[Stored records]
+--

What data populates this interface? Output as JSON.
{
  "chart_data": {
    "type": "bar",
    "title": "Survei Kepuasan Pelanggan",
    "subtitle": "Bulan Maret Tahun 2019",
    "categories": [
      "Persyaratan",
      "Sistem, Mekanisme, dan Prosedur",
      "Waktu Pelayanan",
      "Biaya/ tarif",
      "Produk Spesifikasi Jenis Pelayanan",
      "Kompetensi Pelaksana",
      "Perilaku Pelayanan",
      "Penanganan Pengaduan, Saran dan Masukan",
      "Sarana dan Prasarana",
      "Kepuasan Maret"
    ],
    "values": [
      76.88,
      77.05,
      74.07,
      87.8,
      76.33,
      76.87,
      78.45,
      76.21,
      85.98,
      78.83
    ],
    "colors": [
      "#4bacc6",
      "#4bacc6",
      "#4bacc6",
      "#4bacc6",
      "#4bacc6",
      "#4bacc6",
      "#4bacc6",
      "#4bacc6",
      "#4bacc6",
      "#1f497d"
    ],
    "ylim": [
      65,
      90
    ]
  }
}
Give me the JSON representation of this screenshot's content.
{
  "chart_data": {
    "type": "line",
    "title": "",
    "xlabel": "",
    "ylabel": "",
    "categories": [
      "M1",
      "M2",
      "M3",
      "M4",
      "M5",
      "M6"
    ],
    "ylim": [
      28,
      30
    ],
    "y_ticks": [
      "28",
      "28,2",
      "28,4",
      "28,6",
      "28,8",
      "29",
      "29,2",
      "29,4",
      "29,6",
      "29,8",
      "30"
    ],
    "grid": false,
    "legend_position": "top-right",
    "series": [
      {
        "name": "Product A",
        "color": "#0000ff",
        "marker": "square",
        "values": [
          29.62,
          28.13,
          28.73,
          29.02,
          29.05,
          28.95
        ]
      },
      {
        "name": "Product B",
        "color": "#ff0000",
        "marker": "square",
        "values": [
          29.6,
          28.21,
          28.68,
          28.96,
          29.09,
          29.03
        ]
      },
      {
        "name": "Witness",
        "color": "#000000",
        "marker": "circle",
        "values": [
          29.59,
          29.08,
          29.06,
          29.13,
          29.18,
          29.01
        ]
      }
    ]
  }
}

+--

§ **SHORT EXERCISE**:
Extract all of the data shown above and repeat it verbatim.

§ **FINISHED ANSWER**:
What data populates this interface? Output as JSON.
{
  "chart_data": {
    "type": "bar",
    "title": "Survei Kepuasan Pelanggan",
    "subtitle": "Bulan Maret Tahun 2019",
    "categories": [
      "Persyaratan",
      "Sistem, Mekanisme, dan Prosedur",
      "Waktu Pelayanan",
      "Biaya/ tarif",
      "Produk Spesifikasi Jenis Pelayanan",
      "Kompetensi Pelaksana",
      "Perilaku Pelayanan",
      "Penanganan Pengaduan, Saran dan Masukan",
      "Sarana dan Prasarana",
      "Kepuasan Maret"
    ],
    "values": [
      76.88,
      77.05,
      74.07,
      87.8,
      76.33,
      76.87,
      78.45,
      76.21,
      85.98,
      78.83
    ],
    "colors": [
      "#4bacc6",
      "#4bacc6",
      "#4bacc6",
      "#4bacc6",
      "#4bacc6",
      "#4bacc6",
      "#4bacc6",
      "#4bacc6",
      "#4bacc6",
      "#1f497d"
    ],
    "ylim": [
      65,
      90
    ]
  }
}
Give me the JSON representation of this screenshot's content.
{
  "chart_data": {
    "type": "line",
    "title": "",
    "xlabel": "",
    "ylabel": "",
    "categories": [
      "M1",
      "M2",
      "M3",
      "M4",
      "M5",
      "M6"
    ],
    "ylim": [
      28,
      30
    ],
    "y_ticks": [
      "28",
      "28,2",
      "28,4",
      "28,6",
      "28,8",
      "29",
      "29,2",
      "29,4",
      "29,6",
      "29,8",
      "30"
    ],
    "grid": false,
    "legend_position": "top-right",
    "series": [
      {
        "name": "Product A",
        "color": "#0000ff",
        "marker": "square",
        "values": [
          29.62,
          28.13,
          28.73,
          29.02,
          29.05,
          28.95
        ]
      },
      {
        "name": "Product B",
        "color": "#ff0000",
        "marker": "square",
        "values": [
          29.6,
          28.21,
          28.68,
          28.96,
          29.09,
          29.03
        ]
      },
      {
        "name": "Witness",
        "color": "#000000",
        "marker": "circle",
        "values": [
          29.59,
          29.08,
          29.06,
          29.13,
          29.18,
          29.01
        ]
      }
    ]
  }
}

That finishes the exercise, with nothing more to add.